• WHAT YOU HAVE TO DO
For each entry below, copy the text exactly and leave out any picture.

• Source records
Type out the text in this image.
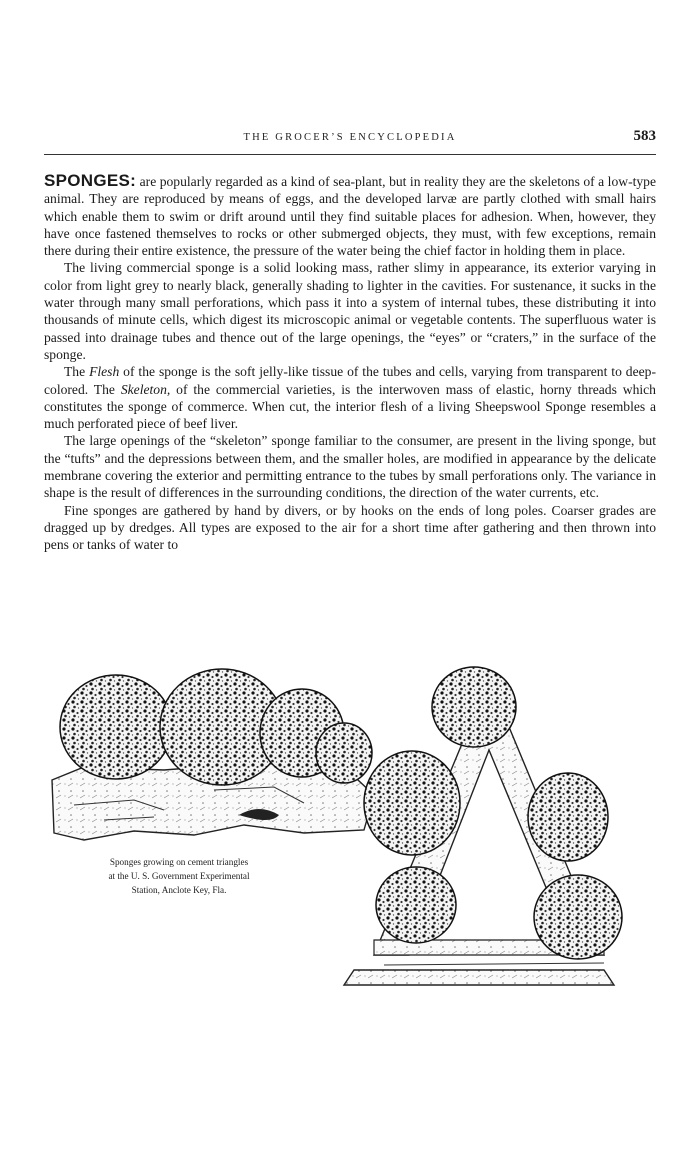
THE GROCER’S ENCYCLOPEDIA	583

SPONGES: are popularly regarded as a kind of sea-plant, but in reality they are the skeletons of a low-type animal. They are reproduced by means of eggs, and the developed larvæ are partly clothed with small hairs which enable them to swim or drift around until they find suitable places for adhesion. When, however, they have once fastened themselves to rocks or other submerged objects, they must, with few exceptions, remain there during their entire existence, the pressure of the water being the chief factor in holding them in place.

The living commercial sponge is a solid looking mass, rather slimy in appearance, its exterior varying in color from light grey to nearly black, generally shading to lighter in the cavities. For sustenance, it sucks in the water through many small perforations, which pass it into a system of internal tubes, these distributing it into thousands of minute cells, which digest its microscopic animal or vegetable contents. The superfluous water is passed into drainage tubes and thence out of the large openings, the “eyes” or “craters,” in the surface of the sponge.

The Flesh of the sponge is the soft jelly-like tissue of the tubes and cells, varying from transparent to deep-colored. The Skeleton, of the commercial varieties, is the interwoven mass of elastic, horny threads which constitutes the sponge of commerce. When cut, the interior flesh of a living Sheepswool Sponge resembles a much perforated piece of beef liver.

The large openings of the “skeleton” sponge familiar to the consumer, are present in the living sponge, but the “tufts” and the depressions between them, and the smaller holes, are modified in appearance by the delicate membrane covering the exterior and permitting entrance to the tubes by small perforations only. The variance in shape is the result of differences in the surrounding conditions, the direction of the water currents, etc.

Fine sponges are gathered by hand by divers, or by hooks on the ends of long poles. Coarser grades are dragged up by dredges. All types are exposed to the air for a short time after gathering and then thrown into pens or tanks of water to

Sponges growing on cement triangles
at the U. S. Government Experimental
Station, Anclote Key, Fla.
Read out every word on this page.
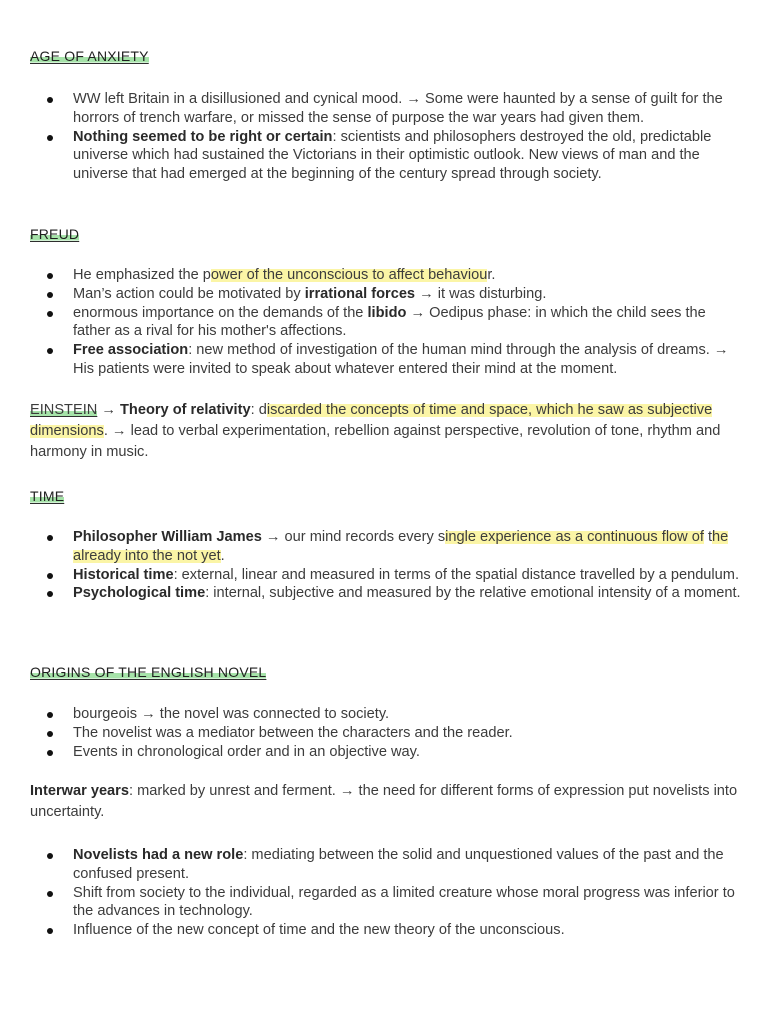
AGE OF ANXIETY
WW left Britain in a disillusioned and cynical mood. → Some were haunted by a sense of guilt for the horrors of trench warfare, or missed the sense of purpose the war years had given them.
Nothing seemed to be right or certain: scientists and philosophers destroyed the old, predictable universe which had sustained the Victorians in their optimistic outlook. New views of man and the universe that had emerged at the beginning of the century spread through society.
FREUD
He emphasized the power of the unconscious to affect behaviour.
Man’s action could be motivated by irrational forces → it was disturbing.
enormous importance on the demands of the libido → Oedipus phase: in which the child sees the father as a rival for his mother's affections.
Free association: new method of investigation of the human mind through the analysis of dreams. → His patients were invited to speak about whatever entered their mind at the moment.

EINSTEIN → Theory of relativity: discarded the concepts of time and space, which he saw as subjective dimensions. → lead to verbal experimentation, rebellion against perspective, revolution of tone, rhythm and harmony in music.

TIME
Philosopher William James → our mind records every single experience as a continuous flow of the already into the not yet.
Historical time: external, linear and measured in terms of the spatial distance travelled by a pendulum.
Psychological time: internal, subjective and measured by the relative emotional intensity of a moment.
ORIGINS OF THE ENGLISH NOVEL
bourgeois → the novel was connected to society.
The novelist was a mediator between the characters and the reader.
Events in chronological order and in an objective way.

Interwar years: marked by unrest and ferment. → the need for different forms of expression put novelists into uncertainty.

Novelists had a new role: mediating between the solid and unquestioned values of the past and the confused present.
Shift from society to the individual, regarded as a limited creature whose moral progress was inferior to the advances in technology.
Influence of the new concept of time and the new theory of the unconscious.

• RESPONSE TO THIS EXERCISE
Type out the text in this image.
THE GROCER’S ENCYCLOPEDIA	583

SPONGES: are popularly regarded as a kind of sea-plant, but in reality they are the skeletons of a low-type animal. They are reproduced by means of eggs, and the developed larvæ are partly clothed with small hairs which enable them to swim or drift around until they find suitable places for adhesion. When, however, they have once fastened themselves to rocks or other submerged objects, they must, with few exceptions, remain there during their entire existence, the pressure of the water being the chief factor in holding them in place.

The living commercial sponge is a solid looking mass, rather slimy in appearance, its exterior varying in color from light grey to nearly black, generally shading to lighter in the cavities. For sustenance, it sucks in the water through many small perforations, which pass it into a system of internal tubes, these distributing it into thousands of minute cells, which digest its microscopic animal or vegetable contents. The superfluous water is passed into drainage tubes and thence out of the large openings, the “eyes” or “craters,” in the surface of the sponge.

The Flesh of the sponge is the soft jelly-like tissue of the tubes and cells, varying from transparent to deep-colored. The Skeleton, of the commercial varieties, is the interwoven mass of elastic, horny threads which constitutes the sponge of commerce. When cut, the interior flesh of a living Sheepswool Sponge resembles a much perforated piece of beef liver.

The large openings of the “skeleton” sponge familiar to the consumer, are present in the living sponge, but the “tufts” and the depressions between them, and the smaller holes, are modified in appearance by the delicate membrane covering the exterior and permitting entrance to the tubes by small perforations only. The variance in shape is the result of differences in the surrounding conditions, the direction of the water currents, etc.

Fine sponges are gathered by hand by divers, or by hooks on the ends of long poles. Coarser grades are dragged up by dredges. All types are exposed to the air for a short time after gathering and then thrown into pens or tanks of water to

Sponges growing on cement triangles
at the U. S. Government Experimental
Station, Anclote Key, Fla.
Read out every word on this page.
AGE OF ANXIETY
WW left Britain in a disillusioned and cynical mood. → Some were haunted by a sense of guilt for the horrors of trench warfare, or missed the sense of purpose the war years had given them.
Nothing seemed to be right or certain: scientists and philosophers destroyed the old, predictable universe which had sustained the Victorians in their optimistic outlook. New views of man and the universe that had emerged at the beginning of the century spread through society.
FREUD
He emphasized the power of the unconscious to affect behaviour.
Man’s action could be motivated by irrational forces → it was disturbing.
enormous importance on the demands of the libido → Oedipus phase: in which the child sees the father as a rival for his mother's affections.
Free association: new method of investigation of the human mind through the analysis of dreams. → His patients were invited to speak about whatever entered their mind at the moment.

EINSTEIN → Theory of relativity: discarded the concepts of time and space, which he saw as subjective dimensions. → lead to verbal experimentation, rebellion against perspective, revolution of tone, rhythm and harmony in music.

TIME
Philosopher William James → our mind records every single experience as a continuous flow of the already into the not yet.
Historical time: external, linear and measured in terms of the spatial distance travelled by a pendulum.
Psychological time: internal, subjective and measured by the relative emotional intensity of a moment.
ORIGINS OF THE ENGLISH NOVEL
bourgeois → the novel was connected to society.
The novelist was a mediator between the characters and the reader.
Events in chronological order and in an objective way.

Interwar years: marked by unrest and ferment. → the need for different forms of expression put novelists into uncertainty.

Novelists had a new role: mediating between the solid and unquestioned values of the past and the confused present.
Shift from society to the individual, regarded as a limited creature whose moral progress was inferior to the advances in technology.
Influence of the new concept of time and the new theory of the unconscious.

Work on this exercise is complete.